[begin Rows]

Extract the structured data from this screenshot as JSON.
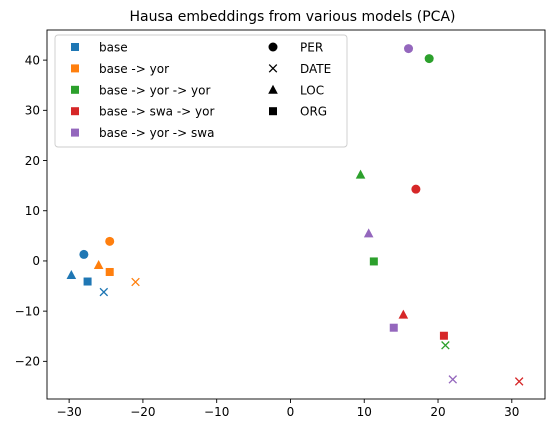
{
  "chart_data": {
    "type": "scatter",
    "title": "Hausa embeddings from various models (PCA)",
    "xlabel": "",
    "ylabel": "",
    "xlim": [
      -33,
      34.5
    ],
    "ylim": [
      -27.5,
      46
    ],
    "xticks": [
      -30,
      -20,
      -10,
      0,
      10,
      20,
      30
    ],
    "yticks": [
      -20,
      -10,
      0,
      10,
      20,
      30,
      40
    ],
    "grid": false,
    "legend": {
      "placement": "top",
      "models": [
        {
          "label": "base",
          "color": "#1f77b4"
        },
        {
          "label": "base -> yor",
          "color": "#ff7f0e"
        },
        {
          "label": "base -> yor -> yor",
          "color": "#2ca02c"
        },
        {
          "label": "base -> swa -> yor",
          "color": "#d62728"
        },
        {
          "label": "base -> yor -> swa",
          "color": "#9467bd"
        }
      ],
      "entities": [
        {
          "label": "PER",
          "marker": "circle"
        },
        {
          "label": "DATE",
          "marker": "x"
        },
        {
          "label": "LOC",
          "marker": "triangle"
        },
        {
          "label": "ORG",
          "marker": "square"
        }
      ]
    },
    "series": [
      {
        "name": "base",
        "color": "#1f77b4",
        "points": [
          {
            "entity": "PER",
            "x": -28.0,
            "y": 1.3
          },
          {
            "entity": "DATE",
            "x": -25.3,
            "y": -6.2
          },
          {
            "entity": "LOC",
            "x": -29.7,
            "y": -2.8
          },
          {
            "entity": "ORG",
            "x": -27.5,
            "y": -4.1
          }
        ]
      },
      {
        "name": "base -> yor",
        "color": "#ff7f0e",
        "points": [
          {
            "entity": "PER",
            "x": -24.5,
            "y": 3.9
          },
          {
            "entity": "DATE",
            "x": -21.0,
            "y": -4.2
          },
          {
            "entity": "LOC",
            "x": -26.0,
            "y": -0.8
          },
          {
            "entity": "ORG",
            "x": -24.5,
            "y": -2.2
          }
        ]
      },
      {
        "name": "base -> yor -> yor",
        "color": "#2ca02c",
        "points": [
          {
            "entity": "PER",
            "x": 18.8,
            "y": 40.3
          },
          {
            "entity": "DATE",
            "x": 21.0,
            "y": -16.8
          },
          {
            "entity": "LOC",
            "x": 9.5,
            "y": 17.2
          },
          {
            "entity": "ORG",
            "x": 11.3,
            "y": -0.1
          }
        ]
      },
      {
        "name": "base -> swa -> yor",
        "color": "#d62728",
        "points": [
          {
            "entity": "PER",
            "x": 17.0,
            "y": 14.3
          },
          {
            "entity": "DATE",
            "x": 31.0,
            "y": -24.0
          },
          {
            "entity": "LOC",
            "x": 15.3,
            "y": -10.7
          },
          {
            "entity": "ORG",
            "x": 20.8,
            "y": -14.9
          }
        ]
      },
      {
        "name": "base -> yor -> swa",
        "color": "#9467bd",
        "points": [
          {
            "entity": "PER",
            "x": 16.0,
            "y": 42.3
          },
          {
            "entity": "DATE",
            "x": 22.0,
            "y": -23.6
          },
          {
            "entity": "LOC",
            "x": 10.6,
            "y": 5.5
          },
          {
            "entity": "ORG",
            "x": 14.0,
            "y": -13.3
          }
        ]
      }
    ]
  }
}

[end Rows]
[begin Rows]

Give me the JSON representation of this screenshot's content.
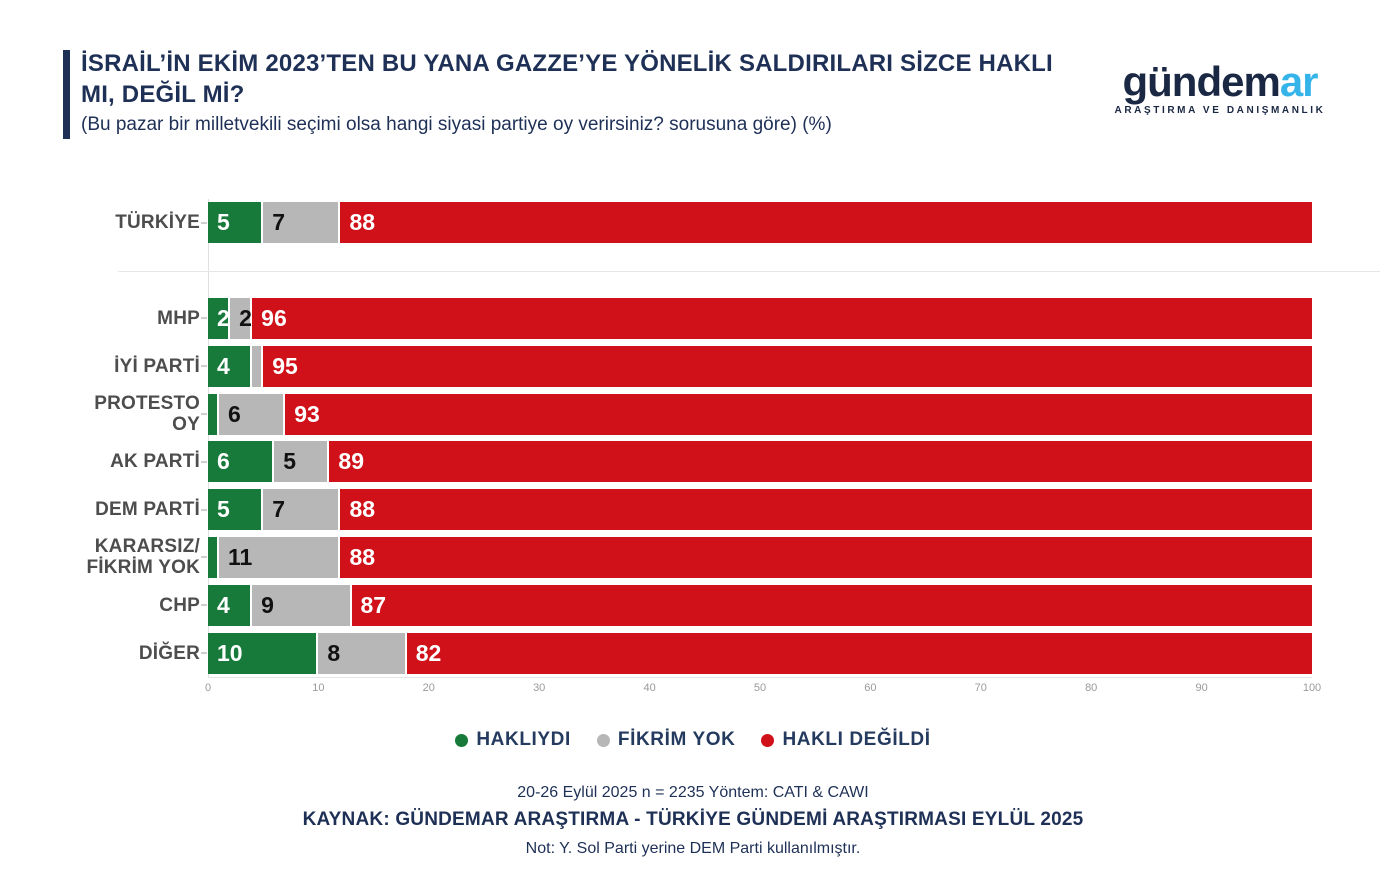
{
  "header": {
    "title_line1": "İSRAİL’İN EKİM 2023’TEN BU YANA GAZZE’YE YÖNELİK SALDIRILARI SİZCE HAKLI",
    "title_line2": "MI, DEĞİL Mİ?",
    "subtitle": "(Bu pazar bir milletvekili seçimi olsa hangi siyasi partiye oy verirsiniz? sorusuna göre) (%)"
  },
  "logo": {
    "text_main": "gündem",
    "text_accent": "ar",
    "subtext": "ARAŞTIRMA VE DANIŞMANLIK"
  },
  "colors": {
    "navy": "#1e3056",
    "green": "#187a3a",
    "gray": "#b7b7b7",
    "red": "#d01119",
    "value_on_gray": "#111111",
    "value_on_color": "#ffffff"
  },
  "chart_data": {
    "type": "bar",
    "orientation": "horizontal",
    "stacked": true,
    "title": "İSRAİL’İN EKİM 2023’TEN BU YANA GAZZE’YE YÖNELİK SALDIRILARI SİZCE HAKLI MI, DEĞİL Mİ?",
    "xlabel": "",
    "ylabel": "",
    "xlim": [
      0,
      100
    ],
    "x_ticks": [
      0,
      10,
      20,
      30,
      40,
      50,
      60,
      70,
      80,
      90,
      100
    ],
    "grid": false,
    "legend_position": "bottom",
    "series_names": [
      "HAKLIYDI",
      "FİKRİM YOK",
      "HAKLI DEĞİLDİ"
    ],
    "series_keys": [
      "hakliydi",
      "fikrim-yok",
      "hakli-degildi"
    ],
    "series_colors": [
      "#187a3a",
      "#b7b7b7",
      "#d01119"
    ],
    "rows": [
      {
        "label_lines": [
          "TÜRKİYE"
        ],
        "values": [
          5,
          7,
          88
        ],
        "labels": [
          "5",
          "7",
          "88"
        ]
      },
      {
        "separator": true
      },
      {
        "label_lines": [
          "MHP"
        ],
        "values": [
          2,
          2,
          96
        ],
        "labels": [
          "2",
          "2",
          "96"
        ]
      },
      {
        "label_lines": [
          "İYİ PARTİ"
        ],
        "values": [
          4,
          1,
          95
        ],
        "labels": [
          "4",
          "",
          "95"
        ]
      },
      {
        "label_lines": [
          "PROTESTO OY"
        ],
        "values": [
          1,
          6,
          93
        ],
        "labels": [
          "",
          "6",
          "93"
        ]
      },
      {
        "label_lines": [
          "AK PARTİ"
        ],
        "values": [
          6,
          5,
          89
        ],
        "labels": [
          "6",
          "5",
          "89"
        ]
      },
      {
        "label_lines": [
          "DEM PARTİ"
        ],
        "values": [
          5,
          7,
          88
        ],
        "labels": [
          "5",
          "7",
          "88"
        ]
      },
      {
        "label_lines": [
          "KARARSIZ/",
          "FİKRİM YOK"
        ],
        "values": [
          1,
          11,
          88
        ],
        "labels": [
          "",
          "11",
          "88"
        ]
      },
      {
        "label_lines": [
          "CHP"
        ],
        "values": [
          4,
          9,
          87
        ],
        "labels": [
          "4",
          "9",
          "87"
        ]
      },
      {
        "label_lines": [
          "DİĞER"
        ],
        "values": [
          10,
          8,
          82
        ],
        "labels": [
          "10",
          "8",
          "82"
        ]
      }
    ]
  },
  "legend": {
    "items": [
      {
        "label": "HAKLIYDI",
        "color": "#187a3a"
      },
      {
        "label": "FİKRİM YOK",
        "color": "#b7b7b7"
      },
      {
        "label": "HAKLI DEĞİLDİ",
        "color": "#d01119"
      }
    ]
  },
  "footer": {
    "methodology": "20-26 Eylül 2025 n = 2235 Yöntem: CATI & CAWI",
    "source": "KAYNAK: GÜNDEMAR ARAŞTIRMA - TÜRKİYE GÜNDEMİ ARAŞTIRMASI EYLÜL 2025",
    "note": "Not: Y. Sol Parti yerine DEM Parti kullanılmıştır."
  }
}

[end Rows]

◆ Stated exercise:
Identify the lines above that contain the word "YANA", then copy them.

◆ Answer to the task:
    "title_line1": "İSRAİL’İN EKİM 2023’TEN BU YANA GAZZE’YE YÖNELİK SALDIRILARI SİZCE HAKLI",
    "title": "İSRAİL’İN EKİM 2023’TEN BU YANA GAZZE’YE YÖNELİK SALDIRILARI SİZCE HAKLI MI, DEĞİL Mİ?",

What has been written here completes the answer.